# Task instructions
Note each line of the listing that contains the string "ylabel", and copy it.

# Entries shown
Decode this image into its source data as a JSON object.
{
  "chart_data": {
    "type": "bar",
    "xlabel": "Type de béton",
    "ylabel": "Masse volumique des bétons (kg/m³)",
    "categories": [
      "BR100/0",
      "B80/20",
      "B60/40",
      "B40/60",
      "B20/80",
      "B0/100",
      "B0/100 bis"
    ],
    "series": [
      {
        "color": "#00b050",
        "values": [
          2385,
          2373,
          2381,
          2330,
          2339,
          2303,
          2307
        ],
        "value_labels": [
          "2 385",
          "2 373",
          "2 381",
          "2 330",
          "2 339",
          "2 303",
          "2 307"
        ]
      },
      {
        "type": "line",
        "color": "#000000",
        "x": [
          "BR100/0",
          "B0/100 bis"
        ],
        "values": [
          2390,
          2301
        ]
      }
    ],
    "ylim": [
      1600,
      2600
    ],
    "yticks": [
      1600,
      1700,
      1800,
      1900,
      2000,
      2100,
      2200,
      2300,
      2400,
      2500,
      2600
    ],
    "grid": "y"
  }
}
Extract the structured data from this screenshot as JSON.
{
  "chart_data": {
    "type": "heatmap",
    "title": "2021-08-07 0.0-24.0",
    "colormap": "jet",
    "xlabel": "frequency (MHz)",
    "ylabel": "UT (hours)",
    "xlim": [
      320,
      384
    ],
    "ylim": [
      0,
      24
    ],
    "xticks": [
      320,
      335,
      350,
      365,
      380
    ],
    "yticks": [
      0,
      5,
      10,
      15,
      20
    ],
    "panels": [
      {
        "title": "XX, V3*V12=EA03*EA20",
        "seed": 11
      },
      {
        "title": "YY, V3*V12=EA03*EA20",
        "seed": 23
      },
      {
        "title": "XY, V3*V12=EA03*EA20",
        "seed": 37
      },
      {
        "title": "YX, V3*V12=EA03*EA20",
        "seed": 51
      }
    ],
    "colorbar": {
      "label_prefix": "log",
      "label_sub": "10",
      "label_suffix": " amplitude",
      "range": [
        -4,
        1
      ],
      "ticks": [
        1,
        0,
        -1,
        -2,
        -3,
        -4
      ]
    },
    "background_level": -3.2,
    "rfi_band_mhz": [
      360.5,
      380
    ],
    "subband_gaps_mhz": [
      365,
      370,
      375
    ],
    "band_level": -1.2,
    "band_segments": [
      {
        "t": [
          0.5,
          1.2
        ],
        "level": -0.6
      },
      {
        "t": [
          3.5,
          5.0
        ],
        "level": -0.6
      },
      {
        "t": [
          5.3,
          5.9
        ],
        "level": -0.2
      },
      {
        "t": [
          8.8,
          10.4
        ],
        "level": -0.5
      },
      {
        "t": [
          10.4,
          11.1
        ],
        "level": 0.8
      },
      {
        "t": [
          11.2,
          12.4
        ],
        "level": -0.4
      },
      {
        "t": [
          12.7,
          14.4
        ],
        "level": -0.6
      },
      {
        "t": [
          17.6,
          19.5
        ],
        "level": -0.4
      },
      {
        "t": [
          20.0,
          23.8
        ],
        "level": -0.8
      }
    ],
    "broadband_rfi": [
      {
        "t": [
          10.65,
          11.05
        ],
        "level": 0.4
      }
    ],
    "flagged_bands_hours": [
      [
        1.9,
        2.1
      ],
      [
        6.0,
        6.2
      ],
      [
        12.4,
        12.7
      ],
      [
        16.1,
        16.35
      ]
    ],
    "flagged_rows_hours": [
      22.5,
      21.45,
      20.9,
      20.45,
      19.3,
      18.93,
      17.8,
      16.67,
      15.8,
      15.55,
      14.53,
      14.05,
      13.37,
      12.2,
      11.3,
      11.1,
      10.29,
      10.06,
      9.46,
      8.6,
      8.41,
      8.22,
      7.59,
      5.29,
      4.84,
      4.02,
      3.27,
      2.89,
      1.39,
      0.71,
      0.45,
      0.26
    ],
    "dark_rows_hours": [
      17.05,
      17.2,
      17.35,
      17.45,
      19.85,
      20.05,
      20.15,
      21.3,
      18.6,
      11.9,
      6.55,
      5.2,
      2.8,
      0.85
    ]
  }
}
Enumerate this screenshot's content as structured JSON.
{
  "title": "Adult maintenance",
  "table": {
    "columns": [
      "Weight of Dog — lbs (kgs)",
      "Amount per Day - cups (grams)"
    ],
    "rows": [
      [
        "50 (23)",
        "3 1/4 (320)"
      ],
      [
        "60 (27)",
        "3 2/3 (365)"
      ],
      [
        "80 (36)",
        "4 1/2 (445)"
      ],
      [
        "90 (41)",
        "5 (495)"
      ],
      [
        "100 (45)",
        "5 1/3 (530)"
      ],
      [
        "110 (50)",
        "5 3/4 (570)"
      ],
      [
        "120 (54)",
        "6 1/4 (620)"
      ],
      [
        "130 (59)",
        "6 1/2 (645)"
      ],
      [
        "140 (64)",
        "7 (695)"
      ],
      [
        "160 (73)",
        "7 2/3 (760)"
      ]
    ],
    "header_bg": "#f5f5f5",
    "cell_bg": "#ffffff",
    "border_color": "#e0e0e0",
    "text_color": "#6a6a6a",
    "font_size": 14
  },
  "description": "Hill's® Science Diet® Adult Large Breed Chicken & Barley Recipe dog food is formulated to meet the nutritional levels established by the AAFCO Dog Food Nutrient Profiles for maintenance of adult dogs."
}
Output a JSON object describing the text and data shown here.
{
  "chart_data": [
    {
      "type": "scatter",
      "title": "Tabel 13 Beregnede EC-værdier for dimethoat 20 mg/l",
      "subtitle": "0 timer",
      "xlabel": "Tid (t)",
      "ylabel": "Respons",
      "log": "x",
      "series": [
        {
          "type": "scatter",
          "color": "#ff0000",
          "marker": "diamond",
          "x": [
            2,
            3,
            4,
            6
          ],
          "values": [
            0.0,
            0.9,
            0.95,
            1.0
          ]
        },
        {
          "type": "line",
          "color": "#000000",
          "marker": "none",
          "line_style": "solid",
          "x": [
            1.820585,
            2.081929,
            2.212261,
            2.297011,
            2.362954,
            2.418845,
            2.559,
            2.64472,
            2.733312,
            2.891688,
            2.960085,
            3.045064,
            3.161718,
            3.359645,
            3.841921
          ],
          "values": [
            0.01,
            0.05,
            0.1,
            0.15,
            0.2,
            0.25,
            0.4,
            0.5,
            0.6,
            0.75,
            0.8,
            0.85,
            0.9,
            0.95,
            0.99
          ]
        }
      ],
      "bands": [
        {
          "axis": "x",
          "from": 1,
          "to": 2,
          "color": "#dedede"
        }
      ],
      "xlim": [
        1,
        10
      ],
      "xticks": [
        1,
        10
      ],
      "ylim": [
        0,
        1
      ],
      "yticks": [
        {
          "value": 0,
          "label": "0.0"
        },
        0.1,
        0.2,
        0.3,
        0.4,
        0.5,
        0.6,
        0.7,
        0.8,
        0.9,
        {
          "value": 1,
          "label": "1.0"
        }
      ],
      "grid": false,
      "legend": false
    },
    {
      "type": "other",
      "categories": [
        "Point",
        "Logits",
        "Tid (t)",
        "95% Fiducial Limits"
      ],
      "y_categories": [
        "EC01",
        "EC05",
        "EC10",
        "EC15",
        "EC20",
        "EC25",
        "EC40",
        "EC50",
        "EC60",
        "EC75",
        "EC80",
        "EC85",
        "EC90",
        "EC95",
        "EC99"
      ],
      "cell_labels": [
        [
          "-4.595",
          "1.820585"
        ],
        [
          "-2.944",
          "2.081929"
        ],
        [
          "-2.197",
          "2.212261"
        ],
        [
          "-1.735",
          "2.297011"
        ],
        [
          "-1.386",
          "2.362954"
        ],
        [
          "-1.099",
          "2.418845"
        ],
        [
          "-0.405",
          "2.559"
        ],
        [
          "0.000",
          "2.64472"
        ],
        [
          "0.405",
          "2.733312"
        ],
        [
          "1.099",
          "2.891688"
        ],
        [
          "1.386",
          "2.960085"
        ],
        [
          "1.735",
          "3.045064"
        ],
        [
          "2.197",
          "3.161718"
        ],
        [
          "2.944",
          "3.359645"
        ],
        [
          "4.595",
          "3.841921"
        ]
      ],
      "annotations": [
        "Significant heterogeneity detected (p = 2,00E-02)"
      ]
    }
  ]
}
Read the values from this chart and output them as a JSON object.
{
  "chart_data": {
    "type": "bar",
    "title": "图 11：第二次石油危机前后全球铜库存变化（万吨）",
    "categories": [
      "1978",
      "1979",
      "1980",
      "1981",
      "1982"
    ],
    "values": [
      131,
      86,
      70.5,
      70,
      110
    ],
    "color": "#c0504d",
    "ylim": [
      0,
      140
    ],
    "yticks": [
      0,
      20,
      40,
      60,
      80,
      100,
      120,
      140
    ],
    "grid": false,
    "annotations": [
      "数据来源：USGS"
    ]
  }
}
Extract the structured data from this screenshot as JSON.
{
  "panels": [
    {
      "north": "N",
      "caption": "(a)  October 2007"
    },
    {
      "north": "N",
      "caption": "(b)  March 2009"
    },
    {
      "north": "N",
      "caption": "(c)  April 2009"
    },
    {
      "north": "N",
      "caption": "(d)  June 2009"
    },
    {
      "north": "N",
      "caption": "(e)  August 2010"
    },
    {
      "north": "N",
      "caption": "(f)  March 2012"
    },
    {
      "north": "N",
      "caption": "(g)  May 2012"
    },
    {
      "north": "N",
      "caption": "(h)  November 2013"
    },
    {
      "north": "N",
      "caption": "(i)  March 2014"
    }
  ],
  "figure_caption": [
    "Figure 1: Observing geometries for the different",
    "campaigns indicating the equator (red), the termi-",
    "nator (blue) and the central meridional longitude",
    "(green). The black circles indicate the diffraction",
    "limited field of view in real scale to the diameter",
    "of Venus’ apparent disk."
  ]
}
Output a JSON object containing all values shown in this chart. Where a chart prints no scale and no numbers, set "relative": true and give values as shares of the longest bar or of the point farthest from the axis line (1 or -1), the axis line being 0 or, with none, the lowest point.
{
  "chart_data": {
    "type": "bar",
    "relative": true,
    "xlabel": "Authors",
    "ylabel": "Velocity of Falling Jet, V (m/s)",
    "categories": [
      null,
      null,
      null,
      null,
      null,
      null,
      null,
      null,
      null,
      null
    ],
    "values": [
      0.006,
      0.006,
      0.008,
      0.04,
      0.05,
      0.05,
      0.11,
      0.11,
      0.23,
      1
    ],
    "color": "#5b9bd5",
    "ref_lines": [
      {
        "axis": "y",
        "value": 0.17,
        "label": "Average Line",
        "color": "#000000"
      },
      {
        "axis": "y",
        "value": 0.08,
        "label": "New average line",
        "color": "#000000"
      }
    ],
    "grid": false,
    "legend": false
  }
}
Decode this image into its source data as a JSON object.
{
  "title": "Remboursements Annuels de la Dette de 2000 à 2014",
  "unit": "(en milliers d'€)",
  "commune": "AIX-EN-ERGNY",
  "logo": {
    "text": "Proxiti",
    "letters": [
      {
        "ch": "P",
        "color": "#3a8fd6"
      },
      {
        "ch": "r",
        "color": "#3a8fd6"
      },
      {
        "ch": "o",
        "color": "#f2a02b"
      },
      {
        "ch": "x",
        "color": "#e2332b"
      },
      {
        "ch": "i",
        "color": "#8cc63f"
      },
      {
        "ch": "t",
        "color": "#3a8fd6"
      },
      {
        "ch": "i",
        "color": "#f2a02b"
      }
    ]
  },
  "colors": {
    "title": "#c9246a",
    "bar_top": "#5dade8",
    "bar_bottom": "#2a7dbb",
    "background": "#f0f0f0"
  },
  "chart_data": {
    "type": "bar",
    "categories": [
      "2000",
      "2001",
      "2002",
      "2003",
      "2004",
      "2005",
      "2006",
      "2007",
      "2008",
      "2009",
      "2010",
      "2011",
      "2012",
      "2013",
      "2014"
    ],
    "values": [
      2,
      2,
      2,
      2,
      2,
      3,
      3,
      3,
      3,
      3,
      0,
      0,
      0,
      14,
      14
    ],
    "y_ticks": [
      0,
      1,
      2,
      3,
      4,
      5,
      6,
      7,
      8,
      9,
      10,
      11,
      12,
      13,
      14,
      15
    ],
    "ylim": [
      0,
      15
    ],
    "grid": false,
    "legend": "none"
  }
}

# Output below
    "ylabel": "Masse volumique des bétons (kg/m³)",
    "ylabel": "UT (hours)",
      "ylabel": "Respons",
    "ylabel": "Velocity of Falling Jet, V (m/s)",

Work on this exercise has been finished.